Bring together all lines of the material below that contain the string "перекрытии".

(Dataset entries)
· · · · · · ·

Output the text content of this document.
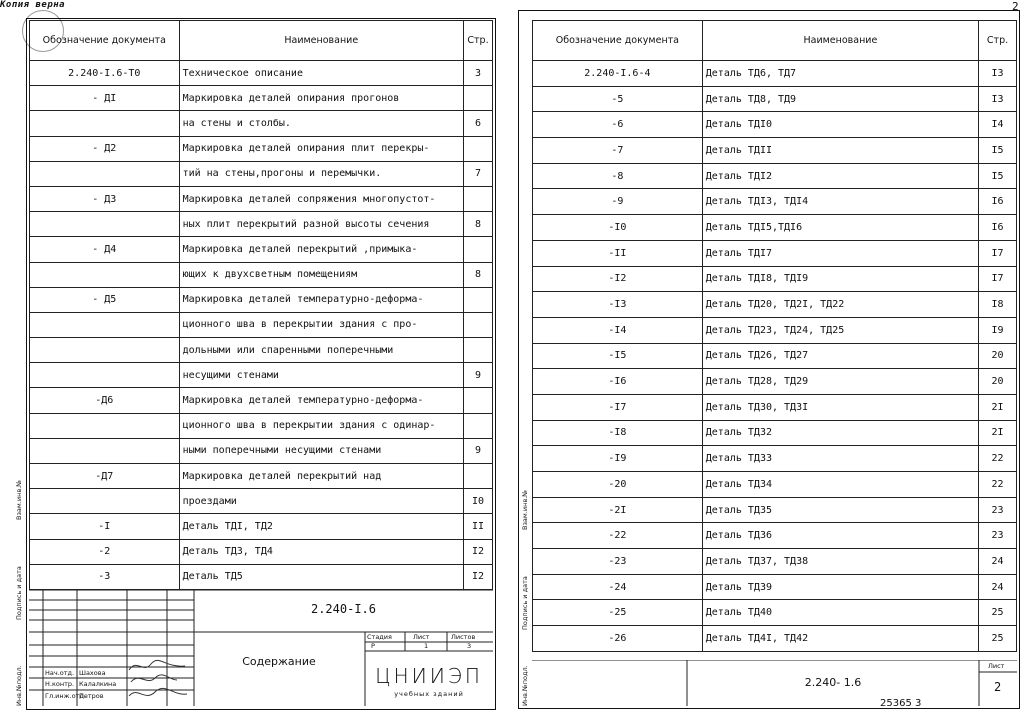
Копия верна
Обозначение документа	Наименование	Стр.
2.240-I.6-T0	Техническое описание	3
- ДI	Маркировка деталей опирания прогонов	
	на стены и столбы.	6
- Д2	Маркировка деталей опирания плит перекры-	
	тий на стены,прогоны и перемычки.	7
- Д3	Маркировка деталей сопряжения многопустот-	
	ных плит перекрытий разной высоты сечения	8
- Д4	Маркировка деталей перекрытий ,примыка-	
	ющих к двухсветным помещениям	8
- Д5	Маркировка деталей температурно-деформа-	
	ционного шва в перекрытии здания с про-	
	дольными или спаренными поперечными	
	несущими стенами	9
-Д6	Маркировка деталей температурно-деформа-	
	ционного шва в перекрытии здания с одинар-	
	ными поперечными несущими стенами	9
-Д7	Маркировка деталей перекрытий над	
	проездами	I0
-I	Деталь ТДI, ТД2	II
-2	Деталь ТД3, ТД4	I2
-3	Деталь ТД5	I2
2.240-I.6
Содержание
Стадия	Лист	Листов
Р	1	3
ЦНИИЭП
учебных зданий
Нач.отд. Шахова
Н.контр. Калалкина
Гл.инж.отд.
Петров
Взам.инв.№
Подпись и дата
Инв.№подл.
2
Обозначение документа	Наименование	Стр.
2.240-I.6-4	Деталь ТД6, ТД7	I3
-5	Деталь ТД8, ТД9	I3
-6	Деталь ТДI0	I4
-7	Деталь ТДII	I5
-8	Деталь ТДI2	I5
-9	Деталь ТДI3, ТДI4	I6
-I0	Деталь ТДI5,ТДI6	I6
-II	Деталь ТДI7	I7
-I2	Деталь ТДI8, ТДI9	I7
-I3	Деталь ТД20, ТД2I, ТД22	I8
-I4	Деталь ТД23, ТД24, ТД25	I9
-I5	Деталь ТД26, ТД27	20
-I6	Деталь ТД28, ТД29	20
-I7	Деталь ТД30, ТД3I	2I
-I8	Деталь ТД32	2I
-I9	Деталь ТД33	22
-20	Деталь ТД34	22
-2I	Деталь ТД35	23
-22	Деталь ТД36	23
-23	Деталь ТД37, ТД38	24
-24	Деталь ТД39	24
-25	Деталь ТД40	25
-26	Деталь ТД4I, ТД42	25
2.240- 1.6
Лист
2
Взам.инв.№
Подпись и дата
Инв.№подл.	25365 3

· · · · · · ·

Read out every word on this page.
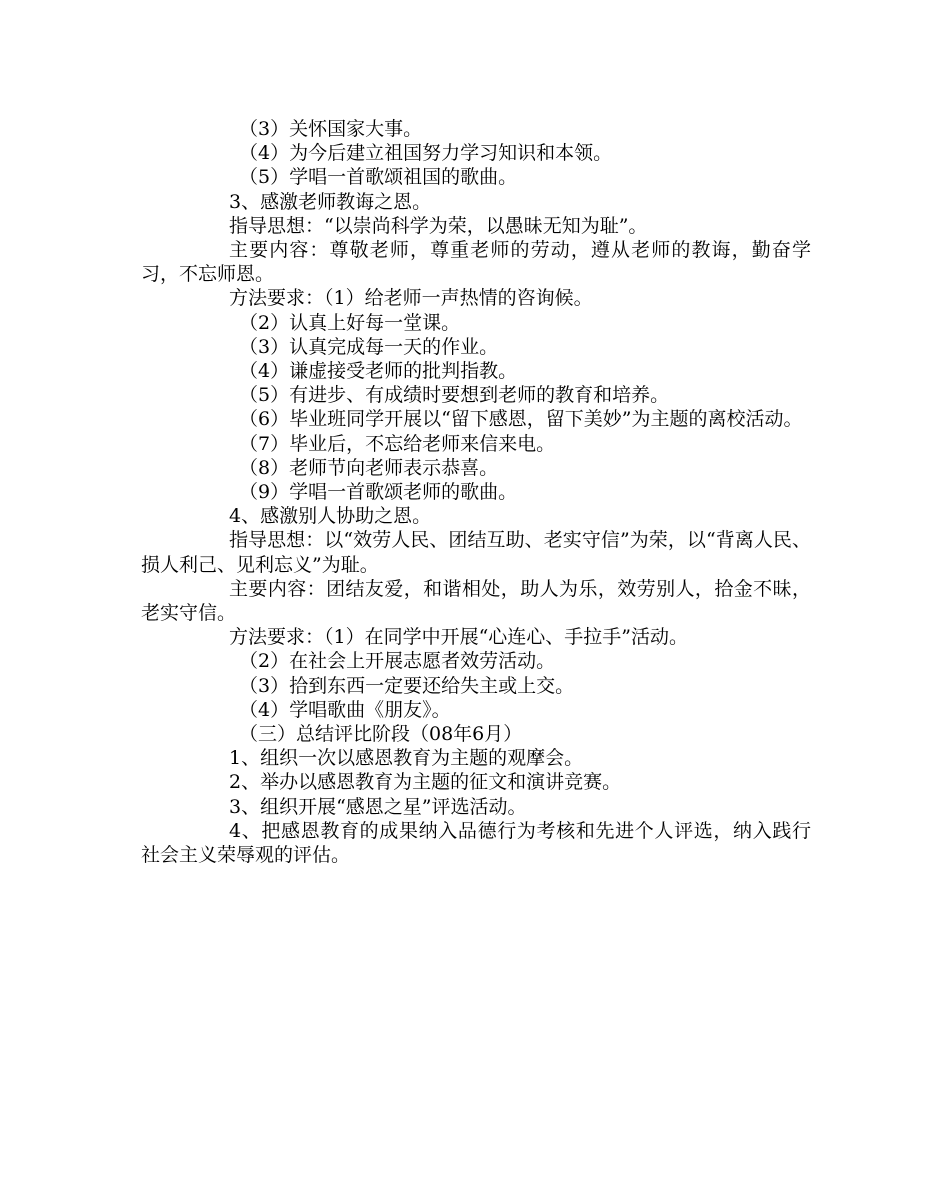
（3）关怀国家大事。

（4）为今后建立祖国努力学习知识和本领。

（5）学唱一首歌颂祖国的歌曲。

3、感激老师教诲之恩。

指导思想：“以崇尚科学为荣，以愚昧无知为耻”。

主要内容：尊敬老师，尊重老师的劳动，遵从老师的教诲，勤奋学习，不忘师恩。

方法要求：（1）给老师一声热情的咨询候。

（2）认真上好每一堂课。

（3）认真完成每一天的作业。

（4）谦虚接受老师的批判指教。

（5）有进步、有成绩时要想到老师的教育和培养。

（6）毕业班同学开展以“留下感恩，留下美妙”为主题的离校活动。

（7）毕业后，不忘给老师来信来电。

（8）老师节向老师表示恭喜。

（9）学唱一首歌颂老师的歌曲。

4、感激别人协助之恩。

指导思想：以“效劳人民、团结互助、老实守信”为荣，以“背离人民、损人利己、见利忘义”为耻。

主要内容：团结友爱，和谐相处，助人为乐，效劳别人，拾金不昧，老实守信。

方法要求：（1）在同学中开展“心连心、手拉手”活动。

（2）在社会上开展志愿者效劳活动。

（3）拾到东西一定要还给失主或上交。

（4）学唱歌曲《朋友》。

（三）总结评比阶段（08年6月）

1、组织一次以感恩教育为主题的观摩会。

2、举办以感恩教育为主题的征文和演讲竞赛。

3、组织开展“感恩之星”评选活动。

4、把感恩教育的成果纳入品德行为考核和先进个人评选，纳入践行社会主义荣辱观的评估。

· · · · · · ·

» ANSWER FOR THE TASK
	ционного шва в перекрытии здания с про-	
	ционного шва в перекрытии здания с одинар-	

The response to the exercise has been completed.